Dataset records
↓

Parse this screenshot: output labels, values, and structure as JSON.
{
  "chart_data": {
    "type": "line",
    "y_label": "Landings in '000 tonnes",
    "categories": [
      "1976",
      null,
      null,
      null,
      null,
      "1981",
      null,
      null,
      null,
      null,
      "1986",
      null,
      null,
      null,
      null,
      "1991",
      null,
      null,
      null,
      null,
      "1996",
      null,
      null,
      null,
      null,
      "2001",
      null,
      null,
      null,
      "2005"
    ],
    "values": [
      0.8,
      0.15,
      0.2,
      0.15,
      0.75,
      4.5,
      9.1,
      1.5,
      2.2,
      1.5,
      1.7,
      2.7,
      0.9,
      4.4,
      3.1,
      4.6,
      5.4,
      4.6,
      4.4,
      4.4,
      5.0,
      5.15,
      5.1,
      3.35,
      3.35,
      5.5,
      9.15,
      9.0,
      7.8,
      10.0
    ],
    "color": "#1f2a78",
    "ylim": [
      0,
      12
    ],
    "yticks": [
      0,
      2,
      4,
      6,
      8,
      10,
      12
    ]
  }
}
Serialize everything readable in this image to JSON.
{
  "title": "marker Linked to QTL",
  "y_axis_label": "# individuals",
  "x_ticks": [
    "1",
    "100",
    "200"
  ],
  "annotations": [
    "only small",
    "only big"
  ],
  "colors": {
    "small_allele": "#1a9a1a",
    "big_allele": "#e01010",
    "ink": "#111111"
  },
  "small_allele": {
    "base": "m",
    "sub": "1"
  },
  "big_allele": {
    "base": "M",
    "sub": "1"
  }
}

↑

Your task is to output all of the data above word for word.

Parse this screenshot: output labels, values, and structure as JSON.
{
  "chart_data": {
    "type": "line",
    "y_label": "Landings in '000 tonnes",
    "categories": [
      "1976",
      null,
      null,
      null,
      null,
      "1981",
      null,
      null,
      null,
      null,
      "1986",
      null,
      null,
      null,
      null,
      "1991",
      null,
      null,
      null,
      null,
      "1996",
      null,
      null,
      null,
      null,
      "2001",
      null,
      null,
      null,
      "2005"
    ],
    "values": [
      0.8,
      0.15,
      0.2,
      0.15,
      0.75,
      4.5,
      9.1,
      1.5,
      2.2,
      1.5,
      1.7,
      2.7,
      0.9,
      4.4,
      3.1,
      4.6,
      5.4,
      4.6,
      4.4,
      4.4,
      5.0,
      5.15,
      5.1,
      3.35,
      3.35,
      5.5,
      9.15,
      9.0,
      7.8,
      10.0
    ],
    "color": "#1f2a78",
    "ylim": [
      0,
      12
    ],
    "yticks": [
      0,
      2,
      4,
      6,
      8,
      10,
      12
    ]
  }
}
Serialize everything readable in this image to JSON.
{
  "title": "marker Linked to QTL",
  "y_axis_label": "# individuals",
  "x_ticks": [
    "1",
    "100",
    "200"
  ],
  "annotations": [
    "only small",
    "only big"
  ],
  "colors": {
    "small_allele": "#1a9a1a",
    "big_allele": "#e01010",
    "ink": "#111111"
  },
  "small_allele": {
    "base": "m",
    "sub": "1"
  },
  "big_allele": {
    "base": "M",
    "sub": "1"
  }
}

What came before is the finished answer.